## TEXT BLOCK

# Theta scheme for 1D wave equation

Hello Community,

we are currently working on a complicated 1D PDE that involves a second-order time derivative. As a toy model, we are looking at the 1D wave equation to come up with a good discretization scheme for our actual problem. To be precise, we are looking at the 1D wave equation
with homogeneous Dirichlet boundary conditions
on the unit interval x\in [0,1] with initial values given by u(x,0)=u_0(x) and u_t(x,0)=v_0(x).

Multiplying the wave equation with the test function v and integrating over the domain of x, we can derive a weak formulation of the semi-discretized problem

\int_{0}^{1}u_{tt}v\,dx+c^{2}\int_{0}^{1}u_{x}v_{x}\,dx-\left.u_{x}v\right|_{0}^{1}=0

Note that the boundary term does not vanish since u_x is not zero at the boundaries. To arrive at a fully discretized problem, we approximate the second time derivative of u at time t_n=n \cdot \delta t by the second-order difference

u_{tt}=\frac{u^{n+1}-u^{n}+u^{n-1}}{\delta t^{2}}+\mathcal{O}(\delta t^{2}),

where u^n=u(n \cdot \delta t). For the second-order difference, the leading term of the truncation error scales quadratic with the time step \delta t. Substituting the approximation for u_{tt} into the weak formulation of the wave equation yields

\int_{0}^{1}\frac{u^{n+1}-u^{n}+u^{n-1}}{\delta t^{2}}v+c^{2}\int_{0}^{1}u_{x}^{n}v_{x}-\left.u_{x}^{n}v\right|_{0}^{1}=0,

which can be solved for u^{n+1} if u^n and u^{n-1} are known. Using the initial values u_0 and v_0, we can set u^0=u_0 and approximate u^1=u^0 + v_0\cdot \delta t which then allows us to compute u^2 which allows us to compute u^3 and so forth.

In the paper [1], the authors recap the three-point theta scheme for the wave equation while also introducing a new fourth-order scheme. The idea of the three-point theta scheme is that we do not use u^n in the second integral of the weak formulation, but instead use a weighted sum of the previous, the current, and the upcoming time steps given by

u_{\theta}^{n}=\theta u^{n+1}+(1-2\theta)u_{h}^{n}+\theta u_{h}^{n-1}.

## TASKS TO COMPLETE
A - Translate this sentence from the forum post into Spanish: "In the paper [1], the authors recap the three-point theta scheme for the wave equation while also introducing a new fourth-order scheme."
B - Answer these questions from the forum post:
(i) On what interval of x is the 1D wave equation posed?
(ii) To what is u^0 set when starting the time stepping?
(iii) In the three-point theta scheme, which time steps are combined in the weighted sum that replaces u^n in the second integral?

## SUPPLIED ENTRIES
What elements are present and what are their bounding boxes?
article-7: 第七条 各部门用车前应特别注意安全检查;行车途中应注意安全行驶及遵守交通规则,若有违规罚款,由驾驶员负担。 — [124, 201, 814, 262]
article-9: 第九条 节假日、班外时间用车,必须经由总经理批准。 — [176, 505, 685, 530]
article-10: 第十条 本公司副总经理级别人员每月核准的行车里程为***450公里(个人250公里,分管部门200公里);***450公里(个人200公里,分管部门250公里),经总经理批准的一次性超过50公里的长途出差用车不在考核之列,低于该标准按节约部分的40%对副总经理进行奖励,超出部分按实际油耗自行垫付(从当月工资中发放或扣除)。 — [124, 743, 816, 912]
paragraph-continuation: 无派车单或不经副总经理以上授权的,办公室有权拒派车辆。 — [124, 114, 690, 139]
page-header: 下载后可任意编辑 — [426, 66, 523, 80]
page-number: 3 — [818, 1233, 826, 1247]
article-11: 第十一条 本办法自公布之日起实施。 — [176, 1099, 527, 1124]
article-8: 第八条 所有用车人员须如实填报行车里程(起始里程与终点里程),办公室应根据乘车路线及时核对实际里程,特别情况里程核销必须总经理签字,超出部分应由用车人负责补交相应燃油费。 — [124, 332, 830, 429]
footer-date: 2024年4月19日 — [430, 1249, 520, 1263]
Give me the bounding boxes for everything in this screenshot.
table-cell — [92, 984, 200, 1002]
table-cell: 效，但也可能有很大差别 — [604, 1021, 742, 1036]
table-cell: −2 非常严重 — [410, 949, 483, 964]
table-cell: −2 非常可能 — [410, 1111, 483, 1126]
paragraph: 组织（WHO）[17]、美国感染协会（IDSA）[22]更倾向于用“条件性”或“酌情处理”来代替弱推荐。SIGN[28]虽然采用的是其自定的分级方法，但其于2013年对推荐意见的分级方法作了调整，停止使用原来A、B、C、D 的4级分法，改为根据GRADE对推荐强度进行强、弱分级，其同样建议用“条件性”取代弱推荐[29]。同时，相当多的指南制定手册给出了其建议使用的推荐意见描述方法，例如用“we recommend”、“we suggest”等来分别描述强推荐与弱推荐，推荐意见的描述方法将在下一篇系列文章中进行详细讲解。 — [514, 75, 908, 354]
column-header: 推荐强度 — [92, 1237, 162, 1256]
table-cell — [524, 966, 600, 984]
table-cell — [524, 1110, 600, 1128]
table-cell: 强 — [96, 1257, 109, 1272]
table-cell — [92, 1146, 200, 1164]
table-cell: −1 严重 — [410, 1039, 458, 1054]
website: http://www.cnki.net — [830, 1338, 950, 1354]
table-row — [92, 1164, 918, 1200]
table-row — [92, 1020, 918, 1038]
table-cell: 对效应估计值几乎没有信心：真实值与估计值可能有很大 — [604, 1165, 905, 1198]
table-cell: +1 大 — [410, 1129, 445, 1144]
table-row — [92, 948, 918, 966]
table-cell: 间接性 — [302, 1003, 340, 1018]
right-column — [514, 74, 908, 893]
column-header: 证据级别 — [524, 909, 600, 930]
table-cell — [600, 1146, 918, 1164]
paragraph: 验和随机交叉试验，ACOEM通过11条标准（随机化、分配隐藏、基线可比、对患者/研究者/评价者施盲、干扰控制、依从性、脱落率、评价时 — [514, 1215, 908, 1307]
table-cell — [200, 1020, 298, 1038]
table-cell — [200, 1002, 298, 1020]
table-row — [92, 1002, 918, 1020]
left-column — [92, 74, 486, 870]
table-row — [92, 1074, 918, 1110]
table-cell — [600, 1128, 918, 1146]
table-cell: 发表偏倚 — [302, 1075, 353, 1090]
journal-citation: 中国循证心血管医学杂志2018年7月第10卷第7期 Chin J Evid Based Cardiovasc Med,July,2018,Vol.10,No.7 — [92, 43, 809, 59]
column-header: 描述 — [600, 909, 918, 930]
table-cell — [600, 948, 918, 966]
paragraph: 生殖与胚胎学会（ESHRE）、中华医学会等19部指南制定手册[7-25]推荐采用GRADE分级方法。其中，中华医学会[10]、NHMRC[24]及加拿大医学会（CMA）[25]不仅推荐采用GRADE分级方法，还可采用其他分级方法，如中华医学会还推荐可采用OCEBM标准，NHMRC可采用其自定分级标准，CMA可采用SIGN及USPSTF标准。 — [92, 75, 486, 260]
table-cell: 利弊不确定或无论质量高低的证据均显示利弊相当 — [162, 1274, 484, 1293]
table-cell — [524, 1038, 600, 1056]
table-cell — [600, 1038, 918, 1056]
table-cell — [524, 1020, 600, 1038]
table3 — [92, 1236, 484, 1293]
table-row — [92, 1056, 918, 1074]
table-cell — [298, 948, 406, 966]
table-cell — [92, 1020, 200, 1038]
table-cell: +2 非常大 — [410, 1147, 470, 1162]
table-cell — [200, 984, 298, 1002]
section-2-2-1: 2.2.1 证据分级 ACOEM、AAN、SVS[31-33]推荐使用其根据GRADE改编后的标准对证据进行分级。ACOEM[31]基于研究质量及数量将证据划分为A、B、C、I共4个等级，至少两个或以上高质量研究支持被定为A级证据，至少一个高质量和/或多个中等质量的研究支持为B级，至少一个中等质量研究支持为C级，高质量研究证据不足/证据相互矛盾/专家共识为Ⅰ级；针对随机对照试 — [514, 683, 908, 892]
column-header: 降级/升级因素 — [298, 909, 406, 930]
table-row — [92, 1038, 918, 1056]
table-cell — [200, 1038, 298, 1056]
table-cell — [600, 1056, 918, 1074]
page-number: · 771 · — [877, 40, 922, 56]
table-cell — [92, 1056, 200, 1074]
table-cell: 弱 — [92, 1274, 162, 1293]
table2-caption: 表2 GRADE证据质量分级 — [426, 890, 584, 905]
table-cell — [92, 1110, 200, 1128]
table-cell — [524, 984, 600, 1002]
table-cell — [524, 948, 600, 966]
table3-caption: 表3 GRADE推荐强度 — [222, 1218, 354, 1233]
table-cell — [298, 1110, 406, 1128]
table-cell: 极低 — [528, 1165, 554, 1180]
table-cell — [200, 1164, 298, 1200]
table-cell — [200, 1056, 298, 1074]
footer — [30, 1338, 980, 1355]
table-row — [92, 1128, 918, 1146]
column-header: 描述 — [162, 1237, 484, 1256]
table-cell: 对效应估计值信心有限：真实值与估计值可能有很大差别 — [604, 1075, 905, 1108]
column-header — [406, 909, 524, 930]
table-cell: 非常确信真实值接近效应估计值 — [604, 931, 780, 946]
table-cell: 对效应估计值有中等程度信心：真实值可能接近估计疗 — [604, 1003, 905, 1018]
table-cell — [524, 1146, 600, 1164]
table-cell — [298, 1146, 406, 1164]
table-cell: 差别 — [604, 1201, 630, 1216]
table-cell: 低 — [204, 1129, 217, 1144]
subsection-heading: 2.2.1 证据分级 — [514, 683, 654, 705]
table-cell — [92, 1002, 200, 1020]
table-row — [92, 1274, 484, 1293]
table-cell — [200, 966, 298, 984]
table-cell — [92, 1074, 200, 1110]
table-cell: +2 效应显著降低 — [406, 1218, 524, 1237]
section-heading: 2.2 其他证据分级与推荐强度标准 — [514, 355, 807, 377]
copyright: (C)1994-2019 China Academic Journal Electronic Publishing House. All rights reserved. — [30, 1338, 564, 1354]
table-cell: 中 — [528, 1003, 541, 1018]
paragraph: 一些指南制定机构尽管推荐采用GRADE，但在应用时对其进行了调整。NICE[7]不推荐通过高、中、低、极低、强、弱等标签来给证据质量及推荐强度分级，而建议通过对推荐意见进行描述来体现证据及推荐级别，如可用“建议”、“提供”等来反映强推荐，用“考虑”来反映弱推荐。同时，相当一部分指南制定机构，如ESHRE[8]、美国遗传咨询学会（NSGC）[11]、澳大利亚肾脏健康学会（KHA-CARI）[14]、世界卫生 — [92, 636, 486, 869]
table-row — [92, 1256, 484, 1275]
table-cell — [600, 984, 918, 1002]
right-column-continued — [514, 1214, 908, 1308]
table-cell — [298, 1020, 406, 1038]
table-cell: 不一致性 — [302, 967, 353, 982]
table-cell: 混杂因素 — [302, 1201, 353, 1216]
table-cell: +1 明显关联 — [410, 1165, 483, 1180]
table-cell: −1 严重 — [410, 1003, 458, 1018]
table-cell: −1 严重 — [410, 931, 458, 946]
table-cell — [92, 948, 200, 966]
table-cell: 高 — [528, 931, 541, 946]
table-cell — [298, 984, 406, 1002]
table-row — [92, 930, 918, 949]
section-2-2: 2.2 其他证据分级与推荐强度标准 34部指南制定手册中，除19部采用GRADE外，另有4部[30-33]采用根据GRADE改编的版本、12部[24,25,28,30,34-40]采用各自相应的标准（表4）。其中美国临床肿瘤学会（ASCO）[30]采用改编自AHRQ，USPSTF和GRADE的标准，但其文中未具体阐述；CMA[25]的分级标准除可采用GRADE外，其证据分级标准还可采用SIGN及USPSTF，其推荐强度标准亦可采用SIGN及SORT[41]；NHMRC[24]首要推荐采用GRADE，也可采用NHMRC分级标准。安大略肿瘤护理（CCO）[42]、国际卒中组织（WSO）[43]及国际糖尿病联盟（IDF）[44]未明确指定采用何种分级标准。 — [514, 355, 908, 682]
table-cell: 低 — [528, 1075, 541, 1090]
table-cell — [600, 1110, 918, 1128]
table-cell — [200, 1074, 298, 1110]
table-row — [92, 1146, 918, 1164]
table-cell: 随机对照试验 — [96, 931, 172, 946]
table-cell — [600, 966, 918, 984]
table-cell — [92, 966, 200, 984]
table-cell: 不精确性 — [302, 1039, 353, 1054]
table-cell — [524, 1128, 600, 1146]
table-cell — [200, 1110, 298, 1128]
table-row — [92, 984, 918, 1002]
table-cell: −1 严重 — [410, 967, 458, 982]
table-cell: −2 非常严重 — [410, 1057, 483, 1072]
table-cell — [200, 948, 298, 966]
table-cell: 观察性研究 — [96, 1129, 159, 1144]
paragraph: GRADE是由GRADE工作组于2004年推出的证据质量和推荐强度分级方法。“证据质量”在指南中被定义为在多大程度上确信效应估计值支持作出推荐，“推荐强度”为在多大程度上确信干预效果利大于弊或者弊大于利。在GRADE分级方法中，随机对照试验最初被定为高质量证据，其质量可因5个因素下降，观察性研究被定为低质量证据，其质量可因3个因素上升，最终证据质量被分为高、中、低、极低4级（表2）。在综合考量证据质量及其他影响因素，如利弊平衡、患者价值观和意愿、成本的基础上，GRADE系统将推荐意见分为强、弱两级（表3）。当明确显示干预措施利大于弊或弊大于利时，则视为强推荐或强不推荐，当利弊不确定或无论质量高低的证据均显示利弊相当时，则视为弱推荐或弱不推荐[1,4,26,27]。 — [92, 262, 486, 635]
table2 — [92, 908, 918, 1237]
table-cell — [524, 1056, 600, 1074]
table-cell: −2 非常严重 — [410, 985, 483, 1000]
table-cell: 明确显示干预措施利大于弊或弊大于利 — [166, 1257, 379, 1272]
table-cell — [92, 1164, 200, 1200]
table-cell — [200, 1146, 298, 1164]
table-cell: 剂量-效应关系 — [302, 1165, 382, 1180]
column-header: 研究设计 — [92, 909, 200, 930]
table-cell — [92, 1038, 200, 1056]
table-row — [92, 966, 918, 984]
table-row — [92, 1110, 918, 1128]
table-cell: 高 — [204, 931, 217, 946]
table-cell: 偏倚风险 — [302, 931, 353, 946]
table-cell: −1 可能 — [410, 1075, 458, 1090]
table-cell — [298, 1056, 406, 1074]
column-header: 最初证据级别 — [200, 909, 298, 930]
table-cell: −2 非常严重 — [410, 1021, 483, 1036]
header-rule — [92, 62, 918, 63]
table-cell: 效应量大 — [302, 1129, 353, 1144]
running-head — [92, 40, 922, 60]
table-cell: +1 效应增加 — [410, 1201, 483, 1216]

## REPLIES
A - En el artículo [1], los autores repasan el esquema theta de tres puntos para la ecuación de onda, a la vez que introducen un nuevo esquema de cuarto orden.

B -
(i) The unit interval, x ∈ [0,1].
(ii) The initial value u_0.
(iii) The previous, the current, and the upcoming time steps.